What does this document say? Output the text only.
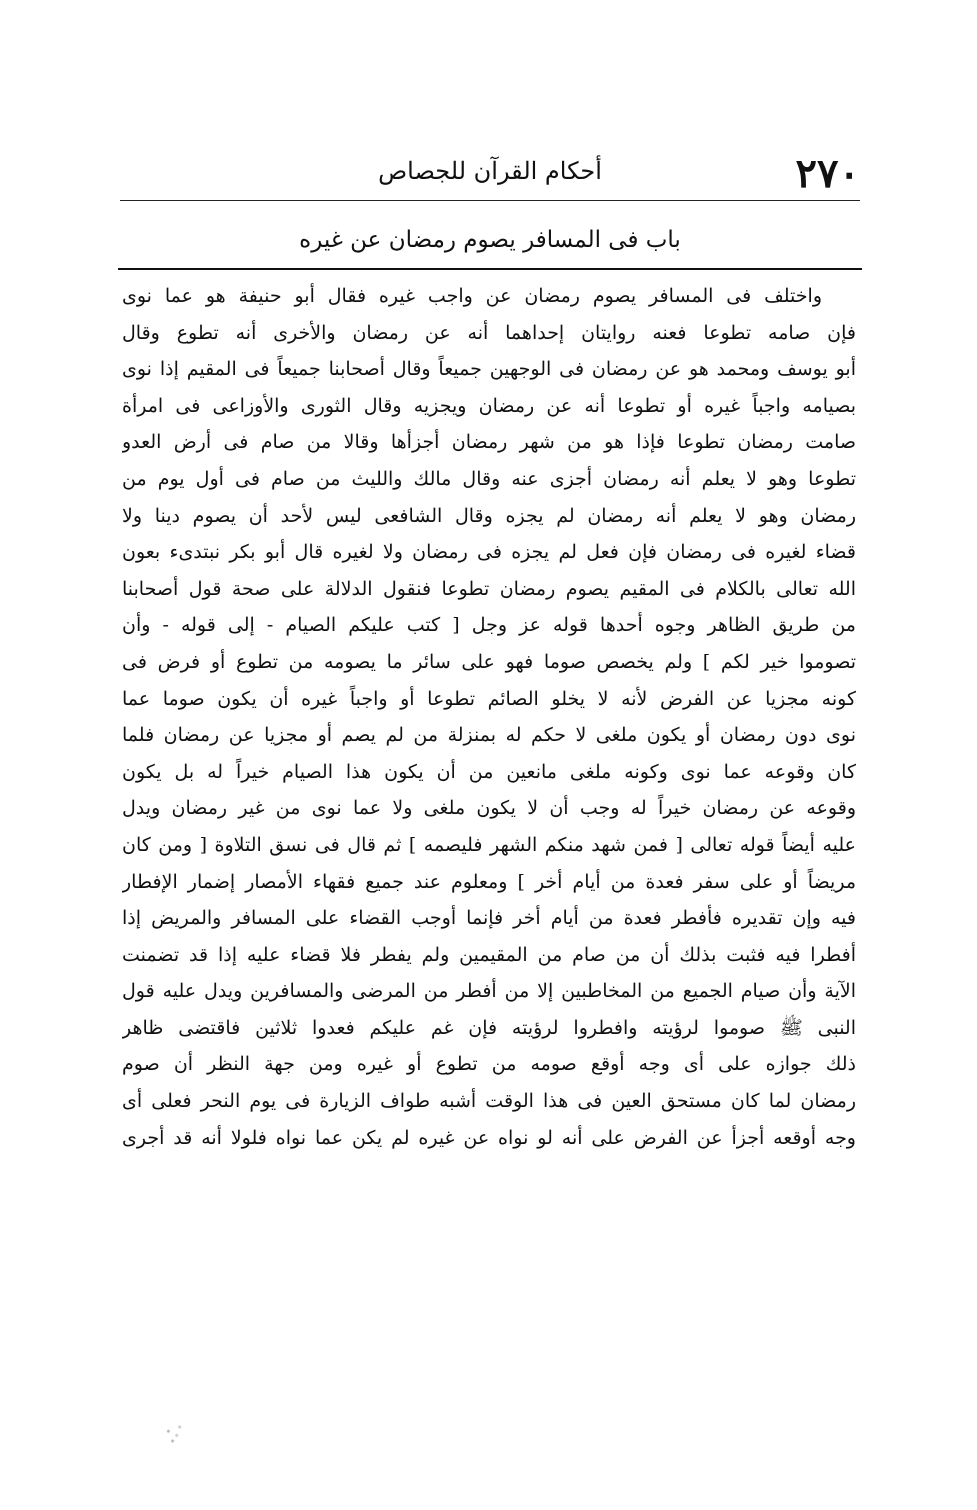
٢٧٠
أحكام القرآن للجصاص
باب فى المسافر يصوم رمضان عن غيره
واختلف فى المسافر يصوم رمضان عن واجب غيره فقال أبو حنيفة هو عما نوى
فإن صامه تطوعا فعنه روايتان إحداهما أنه عن رمضان والأخرى أنه تطوع وقال
أبو يوسف ومحمد هو عن رمضان فى الوجهين جميعاً وقال أصحابنا جميعاً فى المقيم إذا نوى
بصيامه واجباً غيره أو تطوعا أنه عن رمضان ويجزيه وقال الثورى والأوزاعى فى امرأة
صامت رمضان تطوعا فإذا هو من شهر رمضان أجزأها وقالا من صام فى أرض العدو
تطوعا وهو لا يعلم أنه رمضان أجزى عنه وقال مالك والليث من صام فى أول يوم من
رمضان وهو لا يعلم أنه رمضان لم يجزه وقال الشافعى ليس لأحد أن يصوم دينا ولا
قضاء لغيره فى رمضان فإن فعل لم يجزه فى رمضان ولا لغيره قال أبو بكر نبتدىء بعون
الله تعالى بالكلام فى المقيم يصوم رمضان تطوعا فنقول الدلالة على صحة قول أصحابنا
من طريق الظاهر وجوه أحدها قوله عز وجل [ كتب عليكم الصيام - إلى قوله - وأن
تصوموا خير لكم ] ولم يخصص صوما فهو على سائر ما يصومه من تطوع أو فرض فى
كونه مجزيا عن الفرض لأنه لا يخلو الصائم تطوعا أو واجباً غيره أن يكون صوما عما
نوى دون رمضان أو يكون ملغى لا حكم له بمنزلة من لم يصم أو مجزيا عن رمضان فلما
كان وقوعه عما نوى وكونه ملغى مانعين من أن يكون هذا الصيام خيراً له بل يكون
وقوعه عن رمضان خيراً له وجب أن لا يكون ملغى ولا عما نوى من غير رمضان ويدل
عليه أيضاً قوله تعالى [ فمن شهد منكم الشهر فليصمه ] ثم قال فى نسق التلاوة [ ومن كان
مريضاً أو على سفر فعدة من أيام أخر ] ومعلوم عند جميع فقهاء الأمصار إضمار الإفطار
فيه وإن تقديره فأفطر فعدة من أيام أخر فإنما أوجب القضاء على المسافر والمريض إذا
أفطرا فيه فثبت بذلك أن من صام من المقيمين ولم يفطر فلا قضاء عليه إذا قد تضمنت
الآية وأن صيام الجميع من المخاطبين إلا من أفطر من المرضى والمسافرين ويدل عليه قول
النبى ﷺ صوموا لرؤيته وافطروا لرؤيته فإن غم عليكم فعدوا ثلاثين فاقتضى ظاهر
ذلك جوازه على أى وجه أوقع صومه من تطوع أو غيره ومن جهة النظر أن صوم
رمضان لما كان مستحق العين فى هذا الوقت أشبه طواف الزيارة فى يوم النحر فعلى أى
وجه أوقعه أجزأ عن الفرض على أنه لو نواه عن غيره لم يكن عما نواه فلولا أنه قد أجرى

——

> INSTRUCTION: Transcribe the complete set of entries verbatim. No pictures belong in the copy.

> EXERCISE SOLUTION:
What does this document say? Output the text only.
٢٧٠
أحكام القرآن للجصاص
باب فى المسافر يصوم رمضان عن غيره
واختلف فى المسافر يصوم رمضان عن واجب غيره فقال أبو حنيفة هو عما نوى
فإن صامه تطوعا فعنه روايتان إحداهما أنه عن رمضان والأخرى أنه تطوع وقال
أبو يوسف ومحمد هو عن رمضان فى الوجهين جميعاً وقال أصحابنا جميعاً فى المقيم إذا نوى
بصيامه واجباً غيره أو تطوعا أنه عن رمضان ويجزيه وقال الثورى والأوزاعى فى امرأة
صامت رمضان تطوعا فإذا هو من شهر رمضان أجزأها وقالا من صام فى أرض العدو
تطوعا وهو لا يعلم أنه رمضان أجزى عنه وقال مالك والليث من صام فى أول يوم من
رمضان وهو لا يعلم أنه رمضان لم يجزه وقال الشافعى ليس لأحد أن يصوم دينا ولا
قضاء لغيره فى رمضان فإن فعل لم يجزه فى رمضان ولا لغيره قال أبو بكر نبتدىء بعون
الله تعالى بالكلام فى المقيم يصوم رمضان تطوعا فنقول الدلالة على صحة قول أصحابنا
من طريق الظاهر وجوه أحدها قوله عز وجل [ كتب عليكم الصيام - إلى قوله - وأن
تصوموا خير لكم ] ولم يخصص صوما فهو على سائر ما يصومه من تطوع أو فرض فى
كونه مجزيا عن الفرض لأنه لا يخلو الصائم تطوعا أو واجباً غيره أن يكون صوما عما
نوى دون رمضان أو يكون ملغى لا حكم له بمنزلة من لم يصم أو مجزيا عن رمضان فلما
كان وقوعه عما نوى وكونه ملغى مانعين من أن يكون هذا الصيام خيراً له بل يكون
وقوعه عن رمضان خيراً له وجب أن لا يكون ملغى ولا عما نوى من غير رمضان ويدل
عليه أيضاً قوله تعالى [ فمن شهد منكم الشهر فليصمه ] ثم قال فى نسق التلاوة [ ومن كان
مريضاً أو على سفر فعدة من أيام أخر ] ومعلوم عند جميع فقهاء الأمصار إضمار الإفطار
فيه وإن تقديره فأفطر فعدة من أيام أخر فإنما أوجب القضاء على المسافر والمريض إذا
أفطرا فيه فثبت بذلك أن من صام من المقيمين ولم يفطر فلا قضاء عليه إذا قد تضمنت
الآية وأن صيام الجميع من المخاطبين إلا من أفطر من المرضى والمسافرين ويدل عليه قول
النبى ﷺ صوموا لرؤيته وافطروا لرؤيته فإن غم عليكم فعدوا ثلاثين فاقتضى ظاهر
ذلك جوازه على أى وجه أوقع صومه من تطوع أو غيره ومن جهة النظر أن صوم
رمضان لما كان مستحق العين فى هذا الوقت أشبه طواف الزيارة فى يوم النحر فعلى أى
وجه أوقعه أجزأ عن الفرض على أنه لو نواه عن غيره لم يكن عما نواه فلولا أنه قد أجرى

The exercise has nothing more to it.